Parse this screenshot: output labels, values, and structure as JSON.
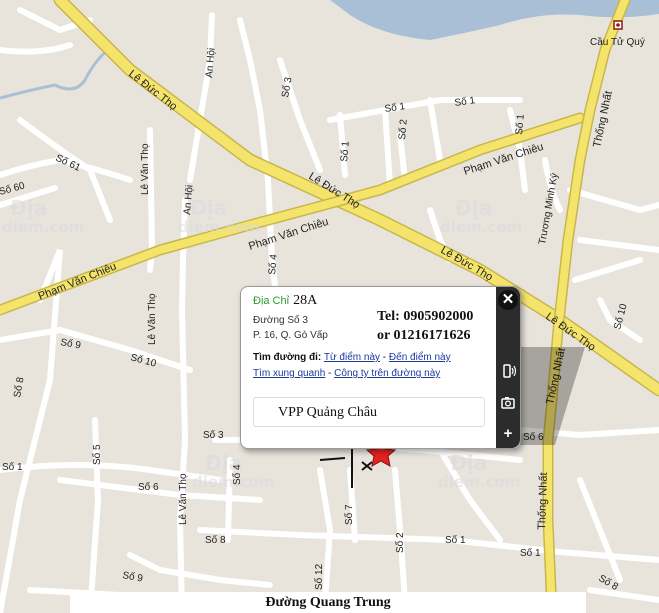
{
  "map": {
    "landmark": "Cầu Tử Quý",
    "roads": {
      "le_duc_tho": "Lê Đức Thọ",
      "pham_van_chieu": "Phạm Văn Chiêu",
      "thong_nhat": "Thống Nhất",
      "le_van_tho": "Lê Văn Thọ",
      "an_hoi": "An Hội",
      "truong_minh_ky": "Trương Minh Ký"
    },
    "streets": {
      "so1": "Số 1",
      "so2": "Số 2",
      "so3": "Số 3",
      "so4": "Số 4",
      "so5": "Số 5",
      "so6": "Số 6",
      "so7": "Số 7",
      "so8": "Số 8",
      "so9": "Số 9",
      "so10": "Số 10",
      "so12": "Số 12",
      "so60": "Số 60",
      "so61": "Số 61"
    },
    "watermark_line1": "Địa",
    "watermark_line2": "diem.com",
    "colors": {
      "background": "#e8e4dc",
      "major_road": "#f4e46c",
      "minor_road": "#ffffff",
      "water": "#a9bfd6",
      "marker": "#e52222"
    }
  },
  "popup": {
    "address_label": "Địa Chỉ",
    "address_number": "28A",
    "street": "Đường Số 3",
    "ward_district": "P. 16, Q. Gò Vấp",
    "tel_line": "Tel: 0905902000",
    "or_line": "or 01216171626",
    "directions_label": "Tìm đường đi:",
    "from_here": "Từ điểm này",
    "to_here": "Đến điểm này",
    "nearby_link": "Tìm xung quanh",
    "companies_link": "Công ty trên đường này",
    "business_name": "VPP Quảng Châu",
    "icons": {
      "close": "close-icon",
      "phone": "phone-icon",
      "camera": "camera-icon",
      "add": "plus-icon"
    }
  },
  "bottom_bar": {
    "text": "Đường Quang Trung"
  }
}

DESCRIPTION OF THE TASK: Locate and copy each line in the data above that includes the word "điểm".

OUTPUT OF THE EXERCISE:
    "from_here": "Từ điểm này",
    "to_here": "Đến điểm này",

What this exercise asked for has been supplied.